⟨

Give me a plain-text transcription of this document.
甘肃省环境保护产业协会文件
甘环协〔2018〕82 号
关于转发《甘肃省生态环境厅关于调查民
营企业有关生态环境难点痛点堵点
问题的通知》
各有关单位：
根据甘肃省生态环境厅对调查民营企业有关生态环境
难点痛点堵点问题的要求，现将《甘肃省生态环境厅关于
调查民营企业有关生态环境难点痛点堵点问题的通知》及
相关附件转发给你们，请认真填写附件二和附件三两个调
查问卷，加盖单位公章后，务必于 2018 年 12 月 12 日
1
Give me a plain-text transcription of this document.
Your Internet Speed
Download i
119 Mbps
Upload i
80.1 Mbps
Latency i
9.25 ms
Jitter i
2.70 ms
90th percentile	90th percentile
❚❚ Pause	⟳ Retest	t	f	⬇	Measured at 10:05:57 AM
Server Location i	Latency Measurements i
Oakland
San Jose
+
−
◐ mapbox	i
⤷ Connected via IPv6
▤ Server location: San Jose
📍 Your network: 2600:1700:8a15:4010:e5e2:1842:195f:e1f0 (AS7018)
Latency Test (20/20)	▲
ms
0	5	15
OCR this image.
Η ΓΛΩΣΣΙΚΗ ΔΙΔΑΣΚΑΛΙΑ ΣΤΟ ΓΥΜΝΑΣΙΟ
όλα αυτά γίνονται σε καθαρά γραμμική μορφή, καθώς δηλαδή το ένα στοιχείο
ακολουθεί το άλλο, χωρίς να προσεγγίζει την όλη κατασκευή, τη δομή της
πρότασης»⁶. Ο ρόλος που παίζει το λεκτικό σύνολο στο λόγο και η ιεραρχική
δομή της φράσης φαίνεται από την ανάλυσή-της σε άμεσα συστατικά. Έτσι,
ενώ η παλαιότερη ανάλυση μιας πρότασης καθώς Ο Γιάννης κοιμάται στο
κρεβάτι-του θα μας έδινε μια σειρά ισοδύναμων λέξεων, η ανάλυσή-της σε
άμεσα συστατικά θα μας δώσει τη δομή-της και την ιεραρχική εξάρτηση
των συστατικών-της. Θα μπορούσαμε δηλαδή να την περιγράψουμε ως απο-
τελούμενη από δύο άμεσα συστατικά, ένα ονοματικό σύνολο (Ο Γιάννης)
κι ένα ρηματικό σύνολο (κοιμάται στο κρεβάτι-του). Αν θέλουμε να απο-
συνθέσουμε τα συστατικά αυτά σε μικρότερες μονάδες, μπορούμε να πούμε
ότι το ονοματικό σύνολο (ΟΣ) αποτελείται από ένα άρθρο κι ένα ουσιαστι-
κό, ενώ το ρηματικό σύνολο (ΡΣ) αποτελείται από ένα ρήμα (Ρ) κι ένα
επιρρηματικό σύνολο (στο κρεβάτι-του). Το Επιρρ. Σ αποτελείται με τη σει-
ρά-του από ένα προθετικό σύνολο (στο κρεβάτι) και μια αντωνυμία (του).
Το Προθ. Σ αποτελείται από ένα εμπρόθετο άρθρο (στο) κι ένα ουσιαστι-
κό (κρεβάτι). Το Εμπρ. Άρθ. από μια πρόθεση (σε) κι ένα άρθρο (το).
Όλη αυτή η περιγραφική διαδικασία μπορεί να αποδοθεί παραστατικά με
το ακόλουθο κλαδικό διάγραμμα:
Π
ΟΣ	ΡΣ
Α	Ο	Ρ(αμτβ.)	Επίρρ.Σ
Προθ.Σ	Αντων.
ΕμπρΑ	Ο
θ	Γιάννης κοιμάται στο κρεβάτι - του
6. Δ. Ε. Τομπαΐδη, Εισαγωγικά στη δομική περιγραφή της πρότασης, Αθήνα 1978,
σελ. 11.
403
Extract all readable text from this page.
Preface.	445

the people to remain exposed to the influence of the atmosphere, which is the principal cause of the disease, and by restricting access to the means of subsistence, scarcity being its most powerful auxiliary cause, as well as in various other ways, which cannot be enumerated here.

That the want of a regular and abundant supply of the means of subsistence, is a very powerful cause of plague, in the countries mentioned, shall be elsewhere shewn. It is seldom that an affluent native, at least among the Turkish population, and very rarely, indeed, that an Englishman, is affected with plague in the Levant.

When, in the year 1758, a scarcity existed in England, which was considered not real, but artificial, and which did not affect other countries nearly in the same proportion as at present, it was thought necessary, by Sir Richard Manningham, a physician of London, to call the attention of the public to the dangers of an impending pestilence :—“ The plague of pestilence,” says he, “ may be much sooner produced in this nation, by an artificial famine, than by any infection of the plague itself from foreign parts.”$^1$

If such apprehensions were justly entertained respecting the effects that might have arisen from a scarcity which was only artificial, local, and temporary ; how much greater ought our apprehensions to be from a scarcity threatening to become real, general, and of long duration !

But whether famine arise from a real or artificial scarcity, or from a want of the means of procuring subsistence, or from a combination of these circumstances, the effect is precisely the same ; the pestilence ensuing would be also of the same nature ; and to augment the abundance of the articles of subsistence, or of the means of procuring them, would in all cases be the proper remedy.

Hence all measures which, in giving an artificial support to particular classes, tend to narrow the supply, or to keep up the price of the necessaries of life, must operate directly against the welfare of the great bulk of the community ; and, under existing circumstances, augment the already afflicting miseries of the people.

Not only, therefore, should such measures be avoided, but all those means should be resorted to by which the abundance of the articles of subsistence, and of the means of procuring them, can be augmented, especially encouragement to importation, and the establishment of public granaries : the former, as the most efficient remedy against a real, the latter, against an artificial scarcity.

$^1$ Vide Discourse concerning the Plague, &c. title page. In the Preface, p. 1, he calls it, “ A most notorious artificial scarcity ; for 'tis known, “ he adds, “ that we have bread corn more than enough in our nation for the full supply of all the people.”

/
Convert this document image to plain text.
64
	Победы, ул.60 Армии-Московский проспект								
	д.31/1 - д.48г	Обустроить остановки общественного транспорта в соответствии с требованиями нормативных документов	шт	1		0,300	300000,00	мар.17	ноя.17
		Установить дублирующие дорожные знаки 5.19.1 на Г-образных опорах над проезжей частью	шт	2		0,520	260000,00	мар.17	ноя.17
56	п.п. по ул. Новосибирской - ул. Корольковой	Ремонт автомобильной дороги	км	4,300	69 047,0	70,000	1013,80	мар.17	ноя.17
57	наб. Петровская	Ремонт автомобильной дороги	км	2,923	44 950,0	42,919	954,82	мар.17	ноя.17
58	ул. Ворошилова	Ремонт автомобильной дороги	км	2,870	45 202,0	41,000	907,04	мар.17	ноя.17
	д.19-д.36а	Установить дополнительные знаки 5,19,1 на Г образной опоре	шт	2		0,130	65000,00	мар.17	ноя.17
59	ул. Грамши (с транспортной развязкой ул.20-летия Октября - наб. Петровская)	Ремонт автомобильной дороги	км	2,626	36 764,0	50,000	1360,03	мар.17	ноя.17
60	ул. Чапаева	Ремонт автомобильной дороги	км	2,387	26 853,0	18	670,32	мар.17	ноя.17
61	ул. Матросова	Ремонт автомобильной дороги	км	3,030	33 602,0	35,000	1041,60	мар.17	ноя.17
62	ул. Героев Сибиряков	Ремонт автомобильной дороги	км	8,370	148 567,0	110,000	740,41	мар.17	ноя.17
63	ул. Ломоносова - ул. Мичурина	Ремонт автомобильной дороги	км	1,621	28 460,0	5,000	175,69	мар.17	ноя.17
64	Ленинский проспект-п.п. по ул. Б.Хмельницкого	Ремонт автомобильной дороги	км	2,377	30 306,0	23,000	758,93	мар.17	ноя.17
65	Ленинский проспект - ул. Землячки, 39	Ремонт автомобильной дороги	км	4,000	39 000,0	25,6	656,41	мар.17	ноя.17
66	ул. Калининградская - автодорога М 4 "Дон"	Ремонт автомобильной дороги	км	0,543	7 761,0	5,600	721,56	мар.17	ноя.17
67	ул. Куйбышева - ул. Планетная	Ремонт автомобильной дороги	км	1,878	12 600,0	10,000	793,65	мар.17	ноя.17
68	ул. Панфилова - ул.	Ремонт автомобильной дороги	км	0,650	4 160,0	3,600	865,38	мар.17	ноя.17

⟩

Objective:
Gather, from the listing above, every line carrying the word "public".

Exercise response:
When, in the year 1758, a scarcity existed in England, which was considered not real, but artificial, and which did not affect other countries nearly in the same proportion as at present, it was thought necessary, by Sir Richard Manningham, a physician of London, to call the attention of the public to the dangers of an impending pestilence :—“ The plague of pestilence,” says he, “ may be much sooner produced in this nation, by an artificial famine, than by any infection of the plague itself from foreign parts.”$^1$
Not only, therefore, should such measures be avoided, but all those means should be resorted to by which the abundance of the articles of subsistence, and of the means of procuring them, can be augmented, especially encouragement to importation, and the establishment of public granaries : the former, as the most efficient remedy against a real, the latter, against an artificial scarcity.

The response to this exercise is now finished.